#### Exercise goal:
Copy out each line of the material in which the word "常温下不溶于一般溶剂" appears.

#### Exercise input:
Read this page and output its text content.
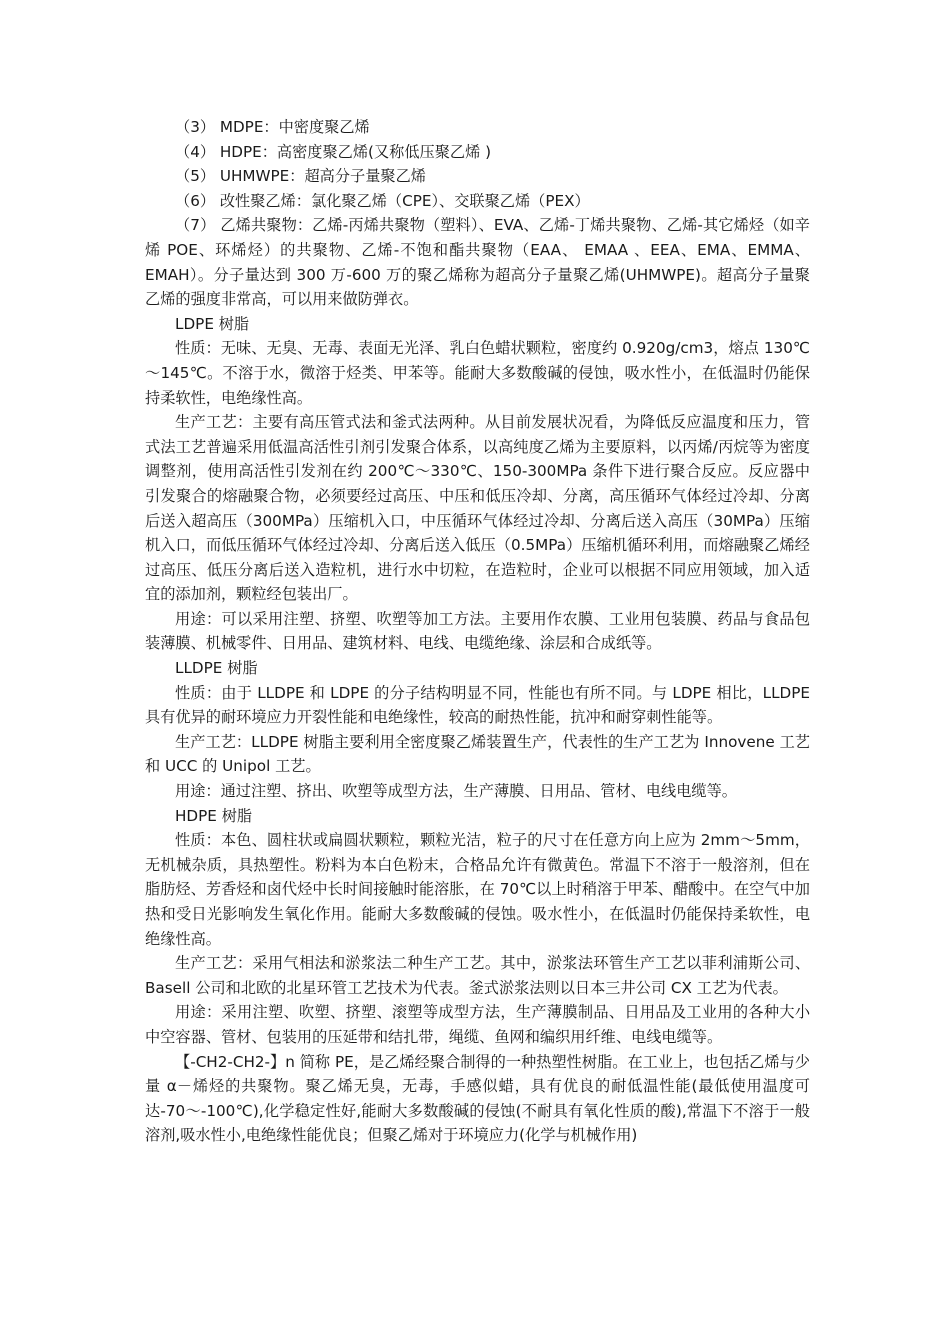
（3） MDPE：中密度聚乙烯

（4） HDPE：高密度聚乙烯(又称低压聚乙烯 )

（5） UHMWPE：超高分子量聚乙烯

（6） 改性聚乙烯：氯化聚乙烯（CPE）、交联聚乙烯（PEX）

（7） 乙烯共聚物：乙烯-丙烯共聚物（塑料）、EVA、乙烯-丁烯共聚物、乙烯-其它烯烃（如辛烯 POE、环烯烃）的共聚物、乙烯-不饱和酯共聚物（EAA、 EMAA 、EEA、EMA、EMMA、EMAH）。分子量达到 300 万-600 万的聚乙烯称为超高分子量聚乙烯(UHMWPE)。超高分子量聚乙烯的强度非常高，可以用来做防弹衣。

LDPE 树脂

性质：无味、无臭、无毒、表面无光泽、乳白色蜡状颗粒，密度约 0.920g/cm3，熔点 130℃～145℃。不溶于水，微溶于烃类、甲苯等。能耐大多数酸碱的侵蚀，吸水性小，在低温时仍能保持柔软性，电绝缘性高。

生产工艺：主要有高压管式法和釜式法两种。从目前发展状况看，为降低反应温度和压力，管式法工艺普遍采用低温高活性引剂引发聚合体系，以高纯度乙烯为主要原料，以丙烯/丙烷等为密度调整剂，使用高活性引发剂在约 200℃～330℃、150-300MPa 条件下进行聚合反应。反应器中引发聚合的熔融聚合物，必须要经过高压、中压和低压冷却、分离，高压循环气体经过冷却、分离后送入超高压（300MPa）压缩机入口，中压循环气体经过冷却、分离后送入高压（30MPa）压缩机入口，而低压循环气体经过冷却、分离后送入低压（0.5MPa）压缩机循环利用，而熔融聚乙烯经过高压、低压分离后送入造粒机，进行水中切粒，在造粒时，企业可以根据不同应用领域，加入适宜的添加剂，颗粒经包装出厂。

用途：可以采用注塑、挤塑、吹塑等加工方法。主要用作农膜、工业用包装膜、药品与食品包装薄膜、机械零件、日用品、建筑材料、电线、电缆绝缘、涂层和合成纸等。

LLDPE 树脂

性质：由于 LLDPE 和 LDPE 的分子结构明显不同，性能也有所不同。与 LDPE 相比，LLDPE 具有优异的耐环境应力开裂性能和电绝缘性，较高的耐热性能，抗冲和耐穿刺性能等。

生产工艺：LLDPE 树脂主要利用全密度聚乙烯装置生产，代表性的生产工艺为 Innovene 工艺和 UCC 的 Unipol 工艺。

用途：通过注塑、挤出、吹塑等成型方法，生产薄膜、日用品、管材、电线电缆等。

HDPE 树脂

性质：本色、圆柱状或扁圆状颗粒，颗粒光洁，粒子的尺寸在任意方向上应为 2mm～5mm，无机械杂质，具热塑性。粉料为本白色粉末，合格品允许有微黄色。常温下不溶于一般溶剂，但在脂肪烃、芳香烃和卤代烃中长时间接触时能溶胀，在 70℃以上时稍溶于甲苯、醋酸中。在空气中加热和受日光影响发生氧化作用。能耐大多数酸碱的侵蚀。吸水性小，在低温时仍能保持柔软性，电绝缘性高。

生产工艺：采用气相法和淤浆法二种生产工艺。其中，淤浆法环管生产工艺以菲利浦斯公司、Basell 公司和北欧的北星环管工艺技术为代表。釜式淤浆法则以日本三井公司 CX 工艺为代表。

用途：采用注塑、吹塑、挤塑、滚塑等成型方法，生产薄膜制品、日用品及工业用的各种大小中空容器、管材、包装用的压延带和结扎带，绳缆、鱼网和编织用纤维、电线电缆等。

【-CH2-CH2-】n 简称 PE，是乙烯经聚合制得的一种热塑性树脂。在工业上，也包括乙烯与少量 α－烯烃的共聚物。聚乙烯无臭，无毒，手感似蜡，具有优良的耐低温性能(最低使用温度可达-70～-100℃),化学稳定性好,能耐大多数酸碱的侵蚀(不耐具有氧化性质的酸),常温下不溶于一般溶剂,吸水性小,电绝缘性能优良；但聚乙烯对于环境应力(化学与机械作用)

#### Task answer:
性质：本色、圆柱状或扁圆状颗粒，颗粒光洁，粒子的尺寸在任意方向上应为 2mm～5mm，无机械杂质，具热塑性。粉料为本白色粉末，合格品允许有微黄色。常温下不溶于一般溶剂，但在脂肪烃、芳香烃和卤代烃中长时间接触时能溶胀，在 70℃以上时稍溶于甲苯、醋酸中。在空气中加热和受日光影响发生氧化作用。能耐大多数酸碱的侵蚀。吸水性小，在低温时仍能保持柔软性，电绝缘性高。
【-CH2-CH2-】n 简称 PE，是乙烯经聚合制得的一种热塑性树脂。在工业上，也包括乙烯与少量 α－烯烃的共聚物。聚乙烯无臭，无毒，手感似蜡，具有优良的耐低温性能(最低使用温度可达-70～-100℃),化学稳定性好,能耐大多数酸碱的侵蚀(不耐具有氧化性质的酸),常温下不溶于一般溶剂,吸水性小,电绝缘性能优良；但聚乙烯对于环境应力(化学与机械作用)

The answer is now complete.